> _Written exercise_: Exact reproduction of the data is required, with images excluded.

> _Dataset rows_:
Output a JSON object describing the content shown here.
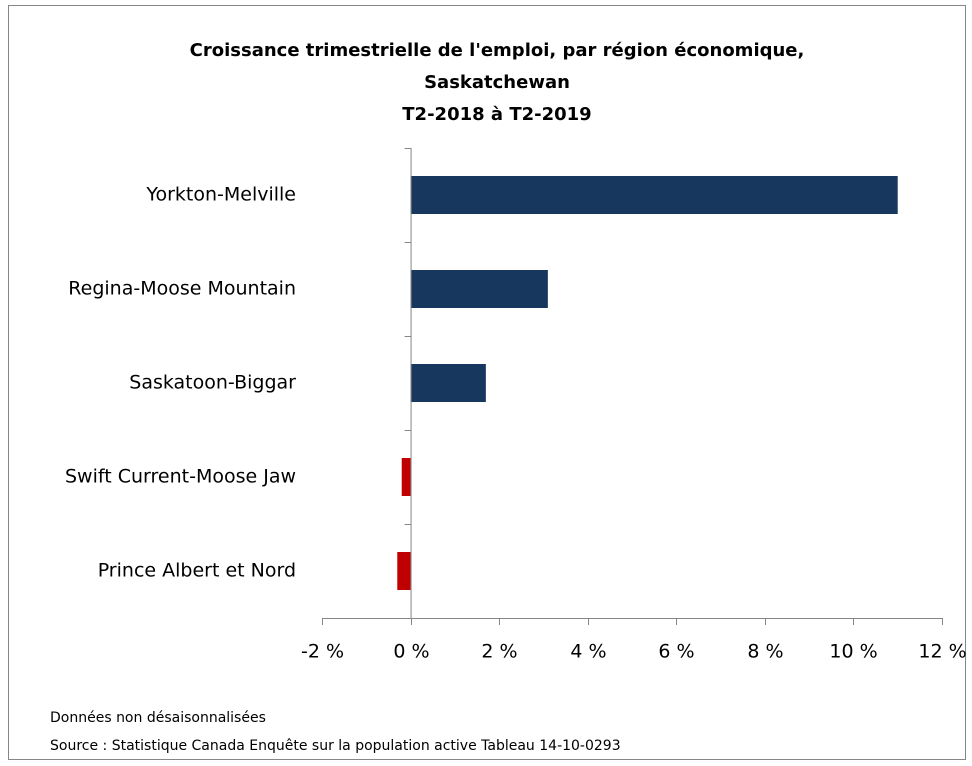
{
  "chart_data": {
    "type": "bar",
    "orientation": "horizontal",
    "title": [
      "Croissance trimestrielle de l'emploi, par région économique,",
      "Saskatchewan",
      "T2-2018 à T2-2019"
    ],
    "categories": [
      "Yorkton-Melville",
      "Regina-Moose Mountain",
      "Saskatoon-Biggar",
      "Swift Current-Moose Jaw",
      "Prince Albert et Nord"
    ],
    "values": [
      11.0,
      3.1,
      1.7,
      -0.2,
      -0.3
    ],
    "colors": [
      "#17375e",
      "#17375e",
      "#17375e",
      "#c00000",
      "#c00000"
    ],
    "xlim": [
      -2,
      12
    ],
    "xticks": [
      {
        "value": -2,
        "label": "-2 %"
      },
      {
        "value": 0,
        "label": "0 %"
      },
      {
        "value": 2,
        "label": "2 %"
      },
      {
        "value": 4,
        "label": "4 %"
      },
      {
        "value": 6,
        "label": "6 %"
      },
      {
        "value": 8,
        "label": "8 %"
      },
      {
        "value": 10,
        "label": "10 %"
      },
      {
        "value": 12,
        "label": "12 %"
      }
    ],
    "grid": false,
    "notes": [
      "Données non désaisonnalisées",
      "Source : Statistique Canada Enquête sur la population active Tableau 14-10-0293"
    ]
  }
}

> _Result for this exercise_:
Output a JSON object describing the content shown here.
{
  "chart_data": {
    "type": "bar",
    "orientation": "horizontal",
    "title": [
      "Croissance trimestrielle de l'emploi, par région économique,",
      "Saskatchewan",
      "T2-2018 à T2-2019"
    ],
    "categories": [
      "Yorkton-Melville",
      "Regina-Moose Mountain",
      "Saskatoon-Biggar",
      "Swift Current-Moose Jaw",
      "Prince Albert et Nord"
    ],
    "values": [
      11.0,
      3.1,
      1.7,
      -0.2,
      -0.3
    ],
    "colors": [
      "#17375e",
      "#17375e",
      "#17375e",
      "#c00000",
      "#c00000"
    ],
    "xlim": [
      -2,
      12
    ],
    "xticks": [
      {
        "value": -2,
        "label": "-2 %"
      },
      {
        "value": 0,
        "label": "0 %"
      },
      {
        "value": 2,
        "label": "2 %"
      },
      {
        "value": 4,
        "label": "4 %"
      },
      {
        "value": 6,
        "label": "6 %"
      },
      {
        "value": 8,
        "label": "8 %"
      },
      {
        "value": 10,
        "label": "10 %"
      },
      {
        "value": 12,
        "label": "12 %"
      }
    ],
    "grid": false,
    "notes": [
      "Données non désaisonnalisées",
      "Source : Statistique Canada Enquête sur la population active Tableau 14-10-0293"
    ]
  }
}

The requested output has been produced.